Instruction → Restate the data below word for word. Skip any images it contains.

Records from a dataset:
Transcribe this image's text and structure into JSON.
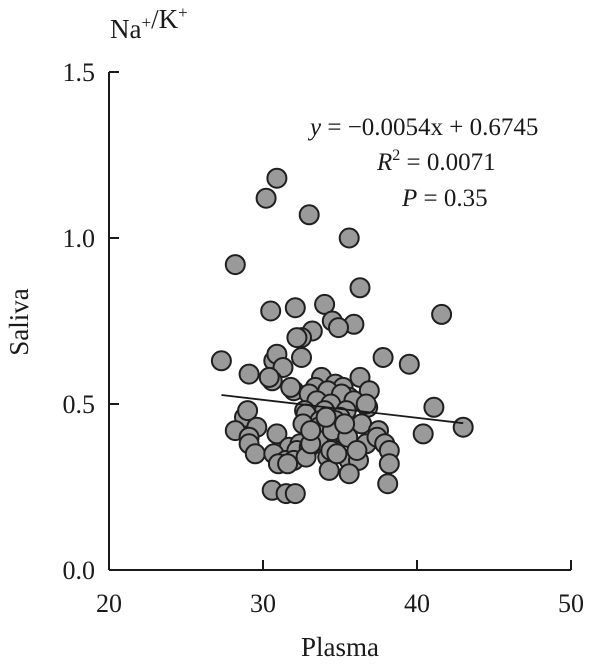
{
  "chart_data": {
    "type": "scatter",
    "title": "Na⁺/K⁺",
    "xlabel": "Plasma",
    "ylabel": "Saliva",
    "xlim": [
      20,
      50
    ],
    "ylim": [
      0.0,
      1.5
    ],
    "x_ticks": [
      "20",
      "30",
      "40",
      "50"
    ],
    "y_ticks": [
      "0.0",
      "0.5",
      "1.0",
      "1.5"
    ],
    "grid": false,
    "annotations": {
      "line1": "y = −0.0054x + 0.6745",
      "line2": "R2 = 0.0071",
      "line3": "P = 0.35"
    },
    "trendline": {
      "slope": -0.0054,
      "intercept": 0.6745,
      "x_range": [
        27.3,
        43.0
      ]
    },
    "series": [
      {
        "points": [
          [
            30.9,
            1.18
          ],
          [
            30.2,
            1.12
          ],
          [
            33.0,
            1.07
          ],
          [
            35.6,
            1.0
          ],
          [
            28.2,
            0.92
          ],
          [
            36.3,
            0.85
          ],
          [
            34.0,
            0.8
          ],
          [
            32.1,
            0.79
          ],
          [
            30.5,
            0.78
          ],
          [
            41.6,
            0.77
          ],
          [
            34.5,
            0.75
          ],
          [
            35.9,
            0.74
          ],
          [
            34.9,
            0.73
          ],
          [
            33.2,
            0.72
          ],
          [
            32.5,
            0.7
          ],
          [
            32.2,
            0.7
          ],
          [
            27.3,
            0.63
          ],
          [
            30.7,
            0.63
          ],
          [
            30.9,
            0.65
          ],
          [
            37.8,
            0.64
          ],
          [
            32.5,
            0.64
          ],
          [
            39.5,
            0.62
          ],
          [
            31.3,
            0.61
          ],
          [
            29.1,
            0.59
          ],
          [
            30.6,
            0.57
          ],
          [
            33.8,
            0.58
          ],
          [
            34.7,
            0.56
          ],
          [
            35.2,
            0.55
          ],
          [
            36.3,
            0.58
          ],
          [
            33.4,
            0.55
          ],
          [
            34.2,
            0.54
          ],
          [
            35.6,
            0.52
          ],
          [
            32.0,
            0.54
          ],
          [
            33.0,
            0.53
          ],
          [
            35.1,
            0.53
          ],
          [
            36.9,
            0.54
          ],
          [
            35.9,
            0.51
          ],
          [
            33.5,
            0.51
          ],
          [
            34.4,
            0.5
          ],
          [
            32.7,
            0.48
          ],
          [
            35.4,
            0.48
          ],
          [
            36.8,
            0.49
          ],
          [
            34.0,
            0.48
          ],
          [
            32.8,
            0.47
          ],
          [
            33.7,
            0.45
          ],
          [
            35.0,
            0.46
          ],
          [
            34.7,
            0.45
          ],
          [
            41.1,
            0.49
          ],
          [
            28.8,
            0.46
          ],
          [
            29.0,
            0.48
          ],
          [
            29.6,
            0.43
          ],
          [
            32.6,
            0.44
          ],
          [
            33.6,
            0.43
          ],
          [
            35.2,
            0.41
          ],
          [
            36.4,
            0.44
          ],
          [
            37.5,
            0.42
          ],
          [
            40.4,
            0.41
          ],
          [
            43.0,
            0.43
          ],
          [
            28.2,
            0.42
          ],
          [
            29.1,
            0.4
          ],
          [
            30.9,
            0.41
          ],
          [
            31.7,
            0.37
          ],
          [
            32.4,
            0.38
          ],
          [
            33.6,
            0.39
          ],
          [
            34.5,
            0.42
          ],
          [
            35.5,
            0.4
          ],
          [
            36.7,
            0.38
          ],
          [
            37.4,
            0.4
          ],
          [
            37.9,
            0.38
          ],
          [
            38.2,
            0.36
          ],
          [
            29.1,
            0.38
          ],
          [
            29.5,
            0.35
          ],
          [
            30.7,
            0.35
          ],
          [
            31.5,
            0.33
          ],
          [
            32.2,
            0.36
          ],
          [
            33.0,
            0.37
          ],
          [
            34.2,
            0.34
          ],
          [
            34.4,
            0.36
          ],
          [
            35.6,
            0.33
          ],
          [
            36.2,
            0.33
          ],
          [
            38.2,
            0.32
          ],
          [
            31.0,
            0.32
          ],
          [
            32.0,
            0.33
          ],
          [
            34.3,
            0.3
          ],
          [
            35.6,
            0.29
          ],
          [
            38.1,
            0.26
          ],
          [
            31.6,
            0.32
          ],
          [
            30.6,
            0.24
          ],
          [
            31.5,
            0.23
          ],
          [
            32.1,
            0.23
          ],
          [
            32.8,
            0.34
          ],
          [
            33.1,
            0.38
          ],
          [
            34.8,
            0.35
          ],
          [
            36.1,
            0.36
          ],
          [
            35.3,
            0.44
          ],
          [
            33.1,
            0.42
          ],
          [
            30.4,
            0.58
          ],
          [
            31.8,
            0.55
          ],
          [
            36.7,
            0.5
          ],
          [
            34.1,
            0.46
          ]
        ]
      }
    ]
  }
}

Response for this exercise →
Transcribe this image's text and structure into JSON.
{
  "chart_data": {
    "type": "scatter",
    "title": "Na⁺/K⁺",
    "xlabel": "Plasma",
    "ylabel": "Saliva",
    "xlim": [
      20,
      50
    ],
    "ylim": [
      0.0,
      1.5
    ],
    "x_ticks": [
      "20",
      "30",
      "40",
      "50"
    ],
    "y_ticks": [
      "0.0",
      "0.5",
      "1.0",
      "1.5"
    ],
    "grid": false,
    "annotations": {
      "line1": "y = −0.0054x + 0.6745",
      "line2": "R2 = 0.0071",
      "line3": "P = 0.35"
    },
    "trendline": {
      "slope": -0.0054,
      "intercept": 0.6745,
      "x_range": [
        27.3,
        43.0
      ]
    },
    "series": [
      {
        "points": [
          [
            30.9,
            1.18
          ],
          [
            30.2,
            1.12
          ],
          [
            33.0,
            1.07
          ],
          [
            35.6,
            1.0
          ],
          [
            28.2,
            0.92
          ],
          [
            36.3,
            0.85
          ],
          [
            34.0,
            0.8
          ],
          [
            32.1,
            0.79
          ],
          [
            30.5,
            0.78
          ],
          [
            41.6,
            0.77
          ],
          [
            34.5,
            0.75
          ],
          [
            35.9,
            0.74
          ],
          [
            34.9,
            0.73
          ],
          [
            33.2,
            0.72
          ],
          [
            32.5,
            0.7
          ],
          [
            32.2,
            0.7
          ],
          [
            27.3,
            0.63
          ],
          [
            30.7,
            0.63
          ],
          [
            30.9,
            0.65
          ],
          [
            37.8,
            0.64
          ],
          [
            32.5,
            0.64
          ],
          [
            39.5,
            0.62
          ],
          [
            31.3,
            0.61
          ],
          [
            29.1,
            0.59
          ],
          [
            30.6,
            0.57
          ],
          [
            33.8,
            0.58
          ],
          [
            34.7,
            0.56
          ],
          [
            35.2,
            0.55
          ],
          [
            36.3,
            0.58
          ],
          [
            33.4,
            0.55
          ],
          [
            34.2,
            0.54
          ],
          [
            35.6,
            0.52
          ],
          [
            32.0,
            0.54
          ],
          [
            33.0,
            0.53
          ],
          [
            35.1,
            0.53
          ],
          [
            36.9,
            0.54
          ],
          [
            35.9,
            0.51
          ],
          [
            33.5,
            0.51
          ],
          [
            34.4,
            0.5
          ],
          [
            32.7,
            0.48
          ],
          [
            35.4,
            0.48
          ],
          [
            36.8,
            0.49
          ],
          [
            34.0,
            0.48
          ],
          [
            32.8,
            0.47
          ],
          [
            33.7,
            0.45
          ],
          [
            35.0,
            0.46
          ],
          [
            34.7,
            0.45
          ],
          [
            41.1,
            0.49
          ],
          [
            28.8,
            0.46
          ],
          [
            29.0,
            0.48
          ],
          [
            29.6,
            0.43
          ],
          [
            32.6,
            0.44
          ],
          [
            33.6,
            0.43
          ],
          [
            35.2,
            0.41
          ],
          [
            36.4,
            0.44
          ],
          [
            37.5,
            0.42
          ],
          [
            40.4,
            0.41
          ],
          [
            43.0,
            0.43
          ],
          [
            28.2,
            0.42
          ],
          [
            29.1,
            0.4
          ],
          [
            30.9,
            0.41
          ],
          [
            31.7,
            0.37
          ],
          [
            32.4,
            0.38
          ],
          [
            33.6,
            0.39
          ],
          [
            34.5,
            0.42
          ],
          [
            35.5,
            0.4
          ],
          [
            36.7,
            0.38
          ],
          [
            37.4,
            0.4
          ],
          [
            37.9,
            0.38
          ],
          [
            38.2,
            0.36
          ],
          [
            29.1,
            0.38
          ],
          [
            29.5,
            0.35
          ],
          [
            30.7,
            0.35
          ],
          [
            31.5,
            0.33
          ],
          [
            32.2,
            0.36
          ],
          [
            33.0,
            0.37
          ],
          [
            34.2,
            0.34
          ],
          [
            34.4,
            0.36
          ],
          [
            35.6,
            0.33
          ],
          [
            36.2,
            0.33
          ],
          [
            38.2,
            0.32
          ],
          [
            31.0,
            0.32
          ],
          [
            32.0,
            0.33
          ],
          [
            34.3,
            0.3
          ],
          [
            35.6,
            0.29
          ],
          [
            38.1,
            0.26
          ],
          [
            31.6,
            0.32
          ],
          [
            30.6,
            0.24
          ],
          [
            31.5,
            0.23
          ],
          [
            32.1,
            0.23
          ],
          [
            32.8,
            0.34
          ],
          [
            33.1,
            0.38
          ],
          [
            34.8,
            0.35
          ],
          [
            36.1,
            0.36
          ],
          [
            35.3,
            0.44
          ],
          [
            33.1,
            0.42
          ],
          [
            30.4,
            0.58
          ],
          [
            31.8,
            0.55
          ],
          [
            36.7,
            0.5
          ],
          [
            34.1,
            0.46
          ]
        ]
      }
    ]
  }
}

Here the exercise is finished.